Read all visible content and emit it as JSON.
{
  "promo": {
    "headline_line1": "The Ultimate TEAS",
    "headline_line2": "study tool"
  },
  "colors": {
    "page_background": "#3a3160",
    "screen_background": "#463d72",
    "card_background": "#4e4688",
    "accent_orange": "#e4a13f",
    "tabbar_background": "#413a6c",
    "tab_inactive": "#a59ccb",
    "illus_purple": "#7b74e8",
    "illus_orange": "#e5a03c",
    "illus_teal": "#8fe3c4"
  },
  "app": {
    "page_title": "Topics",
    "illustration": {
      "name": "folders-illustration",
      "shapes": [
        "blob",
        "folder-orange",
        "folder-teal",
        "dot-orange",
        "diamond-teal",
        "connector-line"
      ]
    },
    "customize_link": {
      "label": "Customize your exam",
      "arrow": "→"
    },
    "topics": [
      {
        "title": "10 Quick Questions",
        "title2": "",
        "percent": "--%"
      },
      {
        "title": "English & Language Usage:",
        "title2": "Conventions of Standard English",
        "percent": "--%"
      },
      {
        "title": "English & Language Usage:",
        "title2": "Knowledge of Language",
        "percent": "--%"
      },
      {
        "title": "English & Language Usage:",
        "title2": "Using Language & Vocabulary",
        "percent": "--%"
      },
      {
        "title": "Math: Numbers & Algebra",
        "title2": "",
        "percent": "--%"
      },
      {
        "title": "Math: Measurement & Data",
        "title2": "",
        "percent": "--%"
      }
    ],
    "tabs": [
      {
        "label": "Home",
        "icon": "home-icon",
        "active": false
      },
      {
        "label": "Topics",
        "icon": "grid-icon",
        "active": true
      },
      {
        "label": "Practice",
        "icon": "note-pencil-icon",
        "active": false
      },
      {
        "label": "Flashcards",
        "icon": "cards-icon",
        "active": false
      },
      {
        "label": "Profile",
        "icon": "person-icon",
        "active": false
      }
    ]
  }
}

### Exercise description
Each line that holds the string "illustration" counts once; give the total and nothing else.

### Task response
2